Problem to work on
Copy every line in the records below that contains the word "View".

Raw data
******

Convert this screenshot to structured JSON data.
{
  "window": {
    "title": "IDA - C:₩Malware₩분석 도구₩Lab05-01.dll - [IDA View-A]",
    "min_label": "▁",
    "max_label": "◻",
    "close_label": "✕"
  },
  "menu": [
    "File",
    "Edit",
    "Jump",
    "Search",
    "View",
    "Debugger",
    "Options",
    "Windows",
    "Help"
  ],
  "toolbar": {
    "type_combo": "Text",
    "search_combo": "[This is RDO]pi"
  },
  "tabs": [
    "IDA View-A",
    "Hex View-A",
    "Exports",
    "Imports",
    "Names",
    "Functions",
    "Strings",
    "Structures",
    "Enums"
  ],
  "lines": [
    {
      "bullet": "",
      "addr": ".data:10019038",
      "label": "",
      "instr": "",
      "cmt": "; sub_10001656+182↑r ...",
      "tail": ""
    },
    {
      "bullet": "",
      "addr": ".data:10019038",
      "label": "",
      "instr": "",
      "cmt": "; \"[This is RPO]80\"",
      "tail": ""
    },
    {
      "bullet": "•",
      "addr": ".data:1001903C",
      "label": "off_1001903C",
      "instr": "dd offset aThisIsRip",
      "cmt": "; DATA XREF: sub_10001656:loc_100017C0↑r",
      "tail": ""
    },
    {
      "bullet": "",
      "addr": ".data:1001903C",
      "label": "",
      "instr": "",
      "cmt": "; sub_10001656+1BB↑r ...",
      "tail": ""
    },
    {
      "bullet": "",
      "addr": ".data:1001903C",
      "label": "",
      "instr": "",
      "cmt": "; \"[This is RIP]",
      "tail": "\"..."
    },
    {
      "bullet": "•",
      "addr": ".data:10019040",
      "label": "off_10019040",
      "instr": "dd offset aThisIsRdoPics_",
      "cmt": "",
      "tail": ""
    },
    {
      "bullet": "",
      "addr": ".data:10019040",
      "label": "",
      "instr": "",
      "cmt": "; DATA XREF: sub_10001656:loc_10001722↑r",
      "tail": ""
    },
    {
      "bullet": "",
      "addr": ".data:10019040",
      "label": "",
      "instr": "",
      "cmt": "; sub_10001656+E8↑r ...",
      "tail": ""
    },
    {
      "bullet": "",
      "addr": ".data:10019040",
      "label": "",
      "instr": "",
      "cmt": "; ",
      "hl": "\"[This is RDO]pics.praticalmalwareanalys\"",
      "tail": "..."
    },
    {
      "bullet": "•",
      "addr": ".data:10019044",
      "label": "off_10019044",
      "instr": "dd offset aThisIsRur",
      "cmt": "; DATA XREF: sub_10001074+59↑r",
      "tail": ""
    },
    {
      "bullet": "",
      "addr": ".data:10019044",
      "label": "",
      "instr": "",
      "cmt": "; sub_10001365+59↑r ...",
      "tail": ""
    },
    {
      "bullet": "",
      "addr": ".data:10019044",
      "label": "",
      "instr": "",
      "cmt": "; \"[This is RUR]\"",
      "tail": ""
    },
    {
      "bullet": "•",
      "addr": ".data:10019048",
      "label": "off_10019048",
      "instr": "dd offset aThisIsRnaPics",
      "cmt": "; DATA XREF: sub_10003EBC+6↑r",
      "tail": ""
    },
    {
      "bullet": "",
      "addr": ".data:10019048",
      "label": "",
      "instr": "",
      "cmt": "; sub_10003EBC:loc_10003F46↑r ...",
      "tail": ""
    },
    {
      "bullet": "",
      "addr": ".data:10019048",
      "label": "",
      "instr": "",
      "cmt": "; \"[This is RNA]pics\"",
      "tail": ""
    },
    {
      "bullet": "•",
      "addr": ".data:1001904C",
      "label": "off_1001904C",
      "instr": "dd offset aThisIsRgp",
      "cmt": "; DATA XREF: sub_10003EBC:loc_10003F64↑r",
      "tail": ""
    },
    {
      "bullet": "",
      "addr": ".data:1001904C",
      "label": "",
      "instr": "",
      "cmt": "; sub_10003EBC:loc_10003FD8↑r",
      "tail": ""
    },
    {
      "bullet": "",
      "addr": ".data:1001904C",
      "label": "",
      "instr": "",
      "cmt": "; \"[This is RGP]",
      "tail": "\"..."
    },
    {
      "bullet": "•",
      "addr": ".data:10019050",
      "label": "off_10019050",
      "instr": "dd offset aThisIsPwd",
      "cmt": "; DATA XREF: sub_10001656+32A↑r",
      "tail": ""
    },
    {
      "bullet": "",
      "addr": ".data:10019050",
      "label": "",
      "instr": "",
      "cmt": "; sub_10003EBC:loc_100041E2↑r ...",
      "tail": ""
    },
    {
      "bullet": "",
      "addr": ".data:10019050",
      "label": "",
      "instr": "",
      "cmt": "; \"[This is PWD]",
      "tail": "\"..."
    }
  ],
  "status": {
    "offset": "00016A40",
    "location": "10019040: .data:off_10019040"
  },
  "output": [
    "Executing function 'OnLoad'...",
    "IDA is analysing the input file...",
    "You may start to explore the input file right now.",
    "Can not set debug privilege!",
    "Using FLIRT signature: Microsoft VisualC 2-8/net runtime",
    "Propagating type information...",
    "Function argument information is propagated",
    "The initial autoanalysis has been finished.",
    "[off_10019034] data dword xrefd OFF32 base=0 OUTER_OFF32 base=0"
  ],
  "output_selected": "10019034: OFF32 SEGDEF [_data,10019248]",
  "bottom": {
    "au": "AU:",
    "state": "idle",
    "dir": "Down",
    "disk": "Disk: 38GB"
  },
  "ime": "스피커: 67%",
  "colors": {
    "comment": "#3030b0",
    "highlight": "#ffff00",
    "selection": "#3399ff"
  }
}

******

Answer to the problem
    "title": "IDA - C:₩Malware₩분석 도구₩Lab05-01.dll - [IDA View-A]",
    "View",
    "IDA View-A",
    "Hex View-A",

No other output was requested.